Repeat the listing word for word. No pictures belong in the copy.
[START EXERCISE INPUTS]
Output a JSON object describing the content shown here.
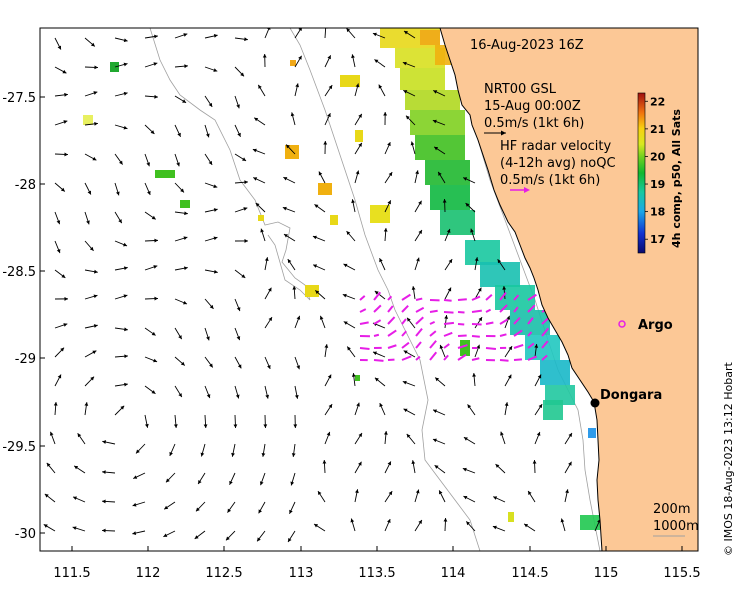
{
  "map": {
    "date_label": "16-Aug-2023 16Z",
    "gsl_block": [
      "NRT00 GSL",
      "15-Aug 00:00Z",
      "0.5m/s (1kt 6h)"
    ],
    "hf_block": [
      "HF radar velocity",
      "(4-12h avg) noQC",
      "0.5m/s (1kt 6h)"
    ],
    "credit": "© IMOS 18-Aug-2023 13:12 Hobart",
    "places": {
      "argo": "Argo",
      "dongara": "Dongara"
    },
    "depth_legend": [
      "200m",
      "1000m"
    ],
    "x_ticks": [
      "111.5",
      "112",
      "112.5",
      "113",
      "113.5",
      "114",
      "114.5",
      "115",
      "115.5"
    ],
    "y_ticks": [
      "-27.5",
      "-28",
      "-28.5",
      "-29",
      "-29.5",
      "-30"
    ],
    "colorbar": {
      "title": "4h comp, p50, All Sats",
      "ticks": [
        "22",
        "21",
        "20",
        "19",
        "18",
        "17"
      ],
      "min": 16.5,
      "max": 22.3
    },
    "colors": {
      "land": "#fcc896",
      "hf_vectors": "#e61ee6",
      "bathymetry": "#a0a0a0"
    }
  }
}
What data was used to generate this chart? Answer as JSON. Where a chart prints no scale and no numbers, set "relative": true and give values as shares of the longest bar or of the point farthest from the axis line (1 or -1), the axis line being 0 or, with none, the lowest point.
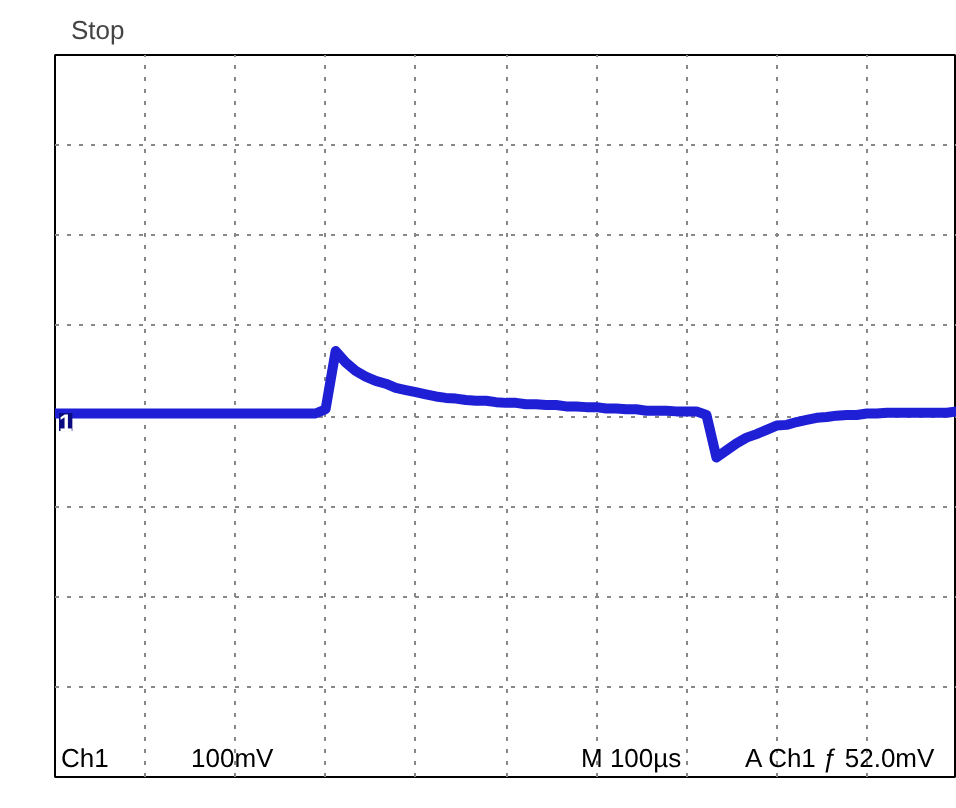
[END EXERCISE INPUTS]
* [REPLY]
Output a JSON object describing the content shown here.
{
  "map": {
    "date_label": "16-Aug-2023 16Z",
    "gsl_block": [
      "NRT00 GSL",
      "15-Aug 00:00Z",
      "0.5m/s (1kt 6h)"
    ],
    "hf_block": [
      "HF radar velocity",
      "(4-12h avg) noQC",
      "0.5m/s (1kt 6h)"
    ],
    "credit": "© IMOS 18-Aug-2023 13:12 Hobart",
    "places": {
      "argo": "Argo",
      "dongara": "Dongara"
    },
    "depth_legend": [
      "200m",
      "1000m"
    ],
    "x_ticks": [
      "111.5",
      "112",
      "112.5",
      "113",
      "113.5",
      "114",
      "114.5",
      "115",
      "115.5"
    ],
    "y_ticks": [
      "-27.5",
      "-28",
      "-28.5",
      "-29",
      "-29.5",
      "-30"
    ],
    "colorbar": {
      "title": "4h comp, p50, All Sats",
      "ticks": [
        "22",
        "21",
        "20",
        "19",
        "18",
        "17"
      ],
      "min": 16.5,
      "max": 22.3
    },
    "colors": {
      "land": "#fcc896",
      "hf_vectors": "#e61ee6",
      "bathymetry": "#a0a0a0"
    }
  }
}
What data was used to generate this chart? Answer as JSON. Where a chart prints no scale and no numbers, set "relative": true and give values as shares of the longest bar or of the point farthest from the axis line (1 or -1), the axis line being 0 or, with none, the lowest point.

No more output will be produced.